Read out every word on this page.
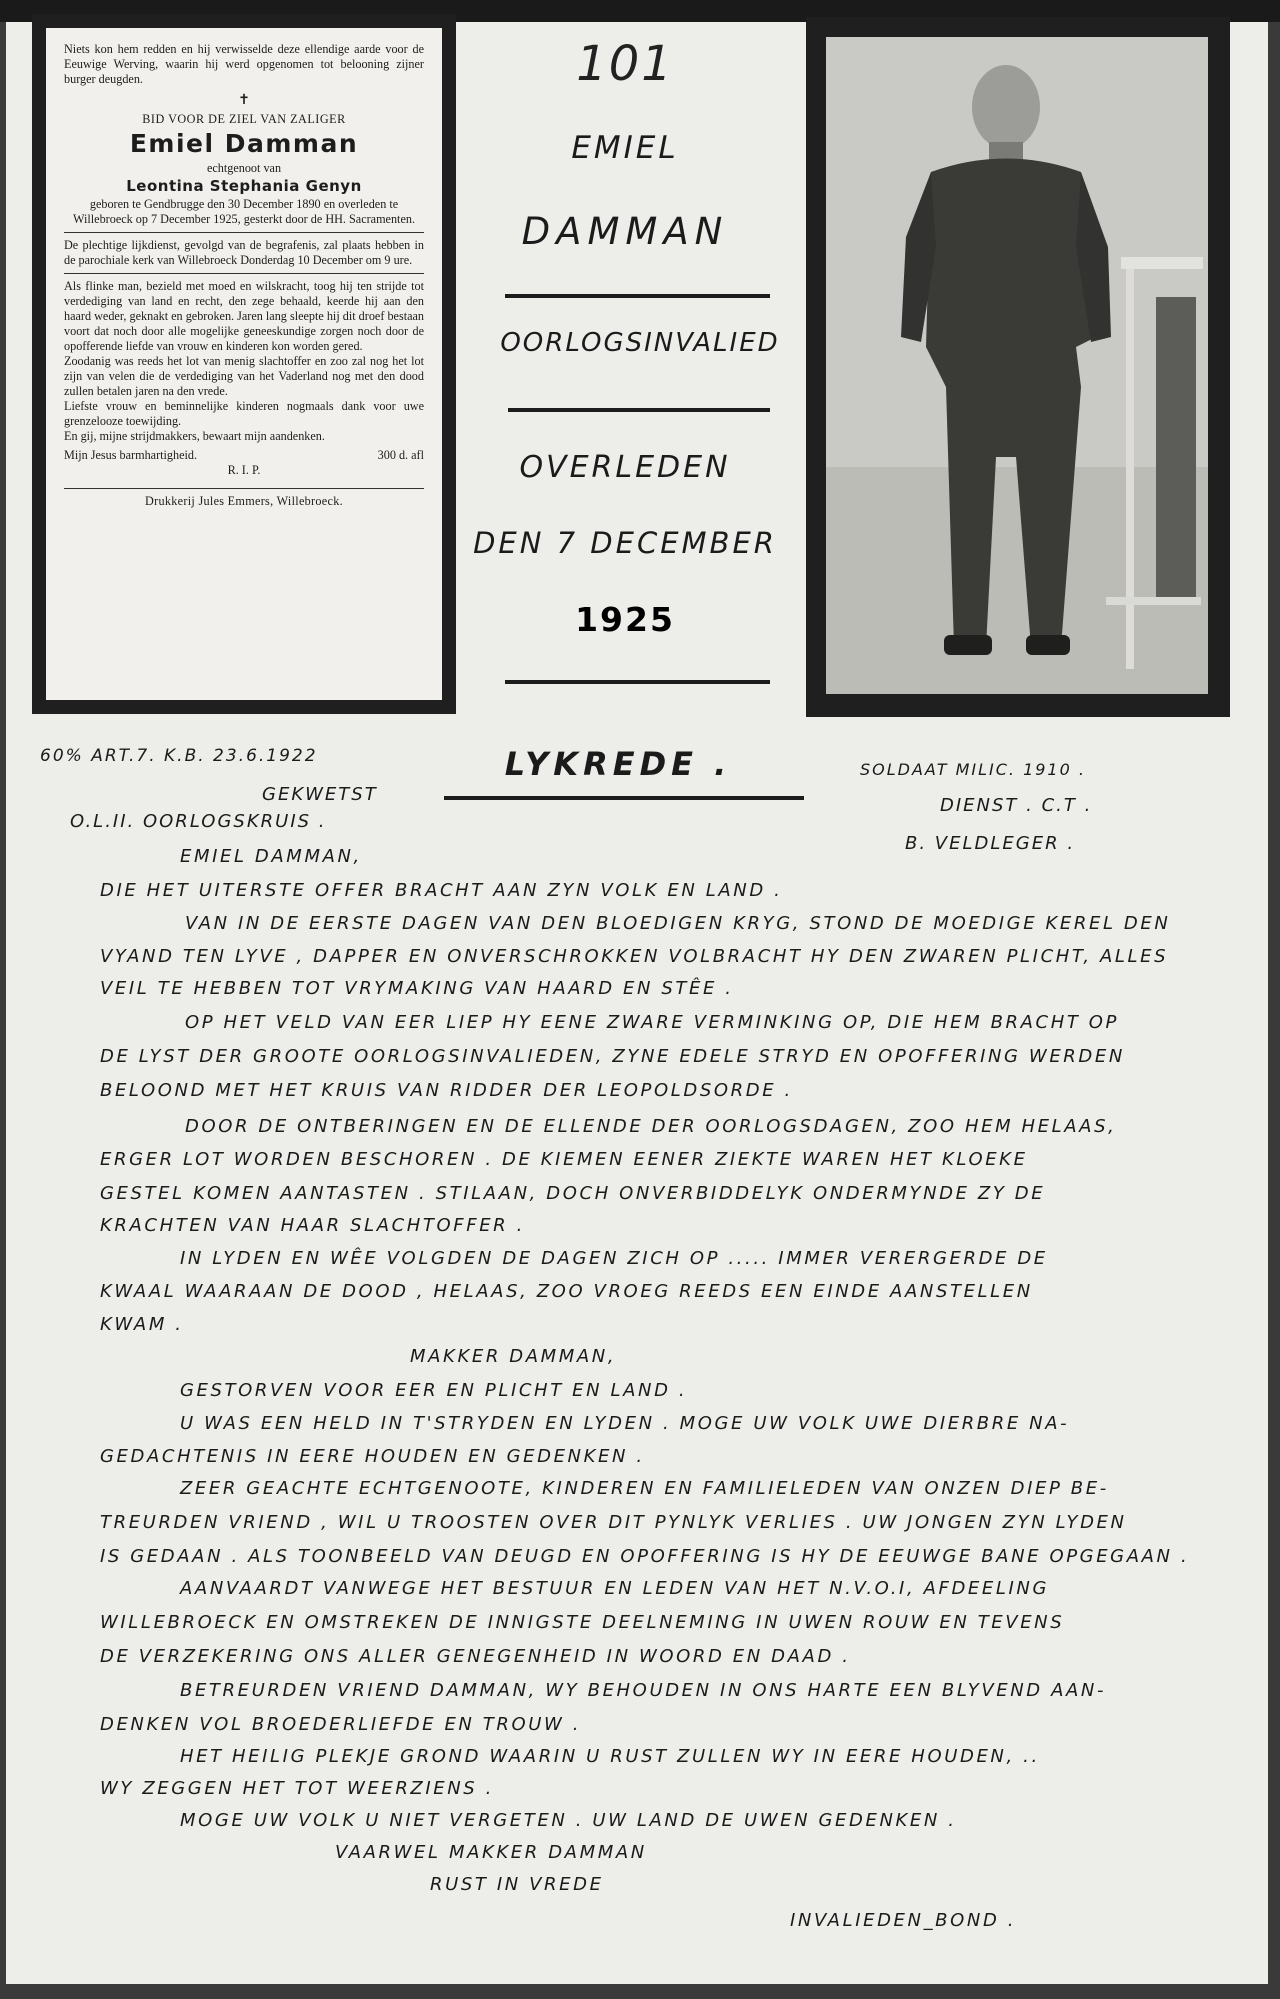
Niets kon hem redden en hij verwisselde deze ellendige aarde voor de Eeuwige Werving, waarin hij werd opgenomen tot belooning zijner burger deugden.
✝
BID VOOR DE ZIEL VAN ZALIGER
Emiel Damman
echtgenoot van
Leontina Stephania Genyn
geboren te Gendbrugge den 30 December 1890 en overleden te Willebroeck op 7 December 1925, gesterkt door de HH. Sacramenten.
De plechtige lijkdienst, gevolgd van de begrafenis, zal plaats hebben in de parochiale kerk van Willebroeck Donderdag 10 December om 9 ure.
Als flinke man, bezield met moed en wilskracht, toog hij ten strijde tot verdediging van land en recht, den zege behaald, keerde hij aan den haard weder, geknakt en gebroken. Jaren lang sleepte hij dit droef bestaan voort dat noch door alle mogelijke geneeskundige zorgen noch door de opofferende liefde van vrouw en kinderen kon worden gered.
Zoodanig was reeds het lot van menig slachtoffer en zoo zal nog het lot zijn van velen die de verdediging van het Vaderland nog met den dood zullen betalen jaren na den vrede.
Liefste vrouw en beminnelijke kinderen nogmaals dank voor uwe grenzelooze toewijding.
En gij, mijne strijdmakkers, bewaart mijn aandenken.
Mijn Jesus barmhartigheid.	300 d. afl
R. I. P.
Drukkerij Jules Emmers, Willebroeck.
101
EMIEL
DAMMAN
OORLOGSINVALIED
OVERLEDEN
DEN 7 DECEMBER
1925
60% ART.7. K.B. 23.6.1922
GEKWETST
O.L.II. OORLOGSKRUIS .
LYKREDE .	SOLDAAT MILIC. 1910 .
DIENST . C.T .
B. VELDLEGER .
EMIEL DAMMAN,
DIE HET UITERSTE OFFER BRACHT AAN ZYN VOLK EN LAND .
VAN IN DE EERSTE DAGEN VAN DEN BLOEDIGEN KRYG, STOND DE MOEDIGE KEREL DEN
VYAND TEN LYVE , DAPPER EN ONVERSCHROKKEN VOLBRACHT HY DEN ZWAREN PLICHT, ALLES
VEIL TE HEBBEN TOT VRYMAKING VAN HAARD EN STÊE .
OP HET VELD VAN EER LIEP HY EENE ZWARE VERMINKING OP, DIE HEM BRACHT OP
DE LYST DER GROOTE OORLOGSINVALIEDEN, ZYNE EDELE STRYD EN OPOFFERING WERDEN
BELOOND MET HET KRUIS VAN RIDDER DER LEOPOLDSORDE .
DOOR DE ONTBERINGEN EN DE ELLENDE DER OORLOGSDAGEN, ZOO HEM HELAAS,
ERGER LOT WORDEN BESCHOREN . DE KIEMEN EENER ZIEKTE WAREN HET KLOEKE
GESTEL KOMEN AANTASTEN . STILAAN, DOCH ONVERBIDDELYK ONDERMYNDE ZY DE
KRACHTEN VAN HAAR SLACHTOFFER .
IN LYDEN EN WÊE VOLGDEN DE DAGEN ZICH OP ..... IMMER VERERGERDE DE
KWAAL WAARAAN DE DOOD , HELAAS, ZOO VROEG REEDS EEN EINDE AANSTELLEN
KWAM .
MAKKER DAMMAN,
GESTORVEN VOOR EER EN PLICHT EN LAND .
U WAS EEN HELD IN T'STRYDEN EN LYDEN . MOGE UW VOLK UWE DIERBRE NA-
GEDACHTENIS IN EERE HOUDEN EN GEDENKEN .
ZEER GEACHTE ECHTGENOOTE, KINDEREN EN FAMILIELEDEN VAN ONZEN DIEP BE-
TREURDEN VRIEND , WIL U TROOSTEN OVER DIT PYNLYK VERLIES . UW JONGEN ZYN LYDEN
IS GEDAAN . ALS TOONBEELD VAN DEUGD EN OPOFFERING IS HY DE EEUWGE BANE OPGEGAAN .
AANVAARDT VANWEGE HET BESTUUR EN LEDEN VAN HET N.V.O.I, AFDEELING
WILLEBROECK EN OMSTREKEN DE INNIGSTE DEELNEMING IN UWEN ROUW EN TEVENS
DE VERZEKERING ONS ALLER GENEGENHEID IN WOORD EN DAAD .
BETREURDEN VRIEND DAMMAN, WY BEHOUDEN IN ONS HARTE EEN BLYVEND AAN-
DENKEN VOL BROEDERLIEFDE EN TROUW .
HET HEILIG PLEKJE GROND WAARIN U RUST ZULLEN WY IN EERE HOUDEN, ..
WY ZEGGEN HET TOT WEERZIENS .
MOGE UW VOLK U NIET VERGETEN . UW LAND DE UWEN GEDENKEN .
VAARWEL MAKKER DAMMAN
RUST IN VREDE
INVALIEDEN_BOND .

* * * * *

** EXERCISE DETAILS **
Drop the pictures and set down the data above exactly.

** EXERCISE SOLUTION **
Read out every word on this page.
Niets kon hem redden en hij verwisselde deze ellendige aarde voor de Eeuwige Werving, waarin hij werd opgenomen tot belooning zijner burger deugden.
✝
BID VOOR DE ZIEL VAN ZALIGER
Emiel Damman
echtgenoot van
Leontina Stephania Genyn
geboren te Gendbrugge den 30 December 1890 en overleden te Willebroeck op 7 December 1925, gesterkt door de HH. Sacramenten.
De plechtige lijkdienst, gevolgd van de begrafenis, zal plaats hebben in de parochiale kerk van Willebroeck Donderdag 10 December om 9 ure.
Als flinke man, bezield met moed en wilskracht, toog hij ten strijde tot verdediging van land en recht, den zege behaald, keerde hij aan den haard weder, geknakt en gebroken. Jaren lang sleepte hij dit droef bestaan voort dat noch door alle mogelijke geneeskundige zorgen noch door de opofferende liefde van vrouw en kinderen kon worden gered.
Zoodanig was reeds het lot van menig slachtoffer en zoo zal nog het lot zijn van velen die de verdediging van het Vaderland nog met den dood zullen betalen jaren na den vrede.
Liefste vrouw en beminnelijke kinderen nogmaals dank voor uwe grenzelooze toewijding.
En gij, mijne strijdmakkers, bewaart mijn aandenken.
Mijn Jesus barmhartigheid.	300 d. afl
R. I. P.
Drukkerij Jules Emmers, Willebroeck.
101
EMIEL
DAMMAN
OORLOGSINVALIED
OVERLEDEN
DEN 7 DECEMBER
1925
60% ART.7. K.B. 23.6.1922
GEKWETST
O.L.II. OORLOGSKRUIS .
LYKREDE .	SOLDAAT MILIC. 1910 .
DIENST . C.T .
B. VELDLEGER .
EMIEL DAMMAN,
DIE HET UITERSTE OFFER BRACHT AAN ZYN VOLK EN LAND .
VAN IN DE EERSTE DAGEN VAN DEN BLOEDIGEN KRYG, STOND DE MOEDIGE KEREL DEN
VYAND TEN LYVE , DAPPER EN ONVERSCHROKKEN VOLBRACHT HY DEN ZWAREN PLICHT, ALLES
VEIL TE HEBBEN TOT VRYMAKING VAN HAARD EN STÊE .
OP HET VELD VAN EER LIEP HY EENE ZWARE VERMINKING OP, DIE HEM BRACHT OP
DE LYST DER GROOTE OORLOGSINVALIEDEN, ZYNE EDELE STRYD EN OPOFFERING WERDEN
BELOOND MET HET KRUIS VAN RIDDER DER LEOPOLDSORDE .
DOOR DE ONTBERINGEN EN DE ELLENDE DER OORLOGSDAGEN, ZOO HEM HELAAS,
ERGER LOT WORDEN BESCHOREN . DE KIEMEN EENER ZIEKTE WAREN HET KLOEKE
GESTEL KOMEN AANTASTEN . STILAAN, DOCH ONVERBIDDELYK ONDERMYNDE ZY DE
KRACHTEN VAN HAAR SLACHTOFFER .
IN LYDEN EN WÊE VOLGDEN DE DAGEN ZICH OP ..... IMMER VERERGERDE DE
KWAAL WAARAAN DE DOOD , HELAAS, ZOO VROEG REEDS EEN EINDE AANSTELLEN
KWAM .
MAKKER DAMMAN,
GESTORVEN VOOR EER EN PLICHT EN LAND .
U WAS EEN HELD IN T'STRYDEN EN LYDEN . MOGE UW VOLK UWE DIERBRE NA-
GEDACHTENIS IN EERE HOUDEN EN GEDENKEN .
ZEER GEACHTE ECHTGENOOTE, KINDEREN EN FAMILIELEDEN VAN ONZEN DIEP BE-
TREURDEN VRIEND , WIL U TROOSTEN OVER DIT PYNLYK VERLIES . UW JONGEN ZYN LYDEN
IS GEDAAN . ALS TOONBEELD VAN DEUGD EN OPOFFERING IS HY DE EEUWGE BANE OPGEGAAN .
AANVAARDT VANWEGE HET BESTUUR EN LEDEN VAN HET N.V.O.I, AFDEELING
WILLEBROECK EN OMSTREKEN DE INNIGSTE DEELNEMING IN UWEN ROUW EN TEVENS
DE VERZEKERING ONS ALLER GENEGENHEID IN WOORD EN DAAD .
BETREURDEN VRIEND DAMMAN, WY BEHOUDEN IN ONS HARTE EEN BLYVEND AAN-
DENKEN VOL BROEDERLIEFDE EN TROUW .
HET HEILIG PLEKJE GROND WAARIN U RUST ZULLEN WY IN EERE HOUDEN, ..
WY ZEGGEN HET TOT WEERZIENS .
MOGE UW VOLK U NIET VERGETEN . UW LAND DE UWEN GEDENKEN .
VAARWEL MAKKER DAMMAN
RUST IN VREDE
INVALIEDEN_BOND .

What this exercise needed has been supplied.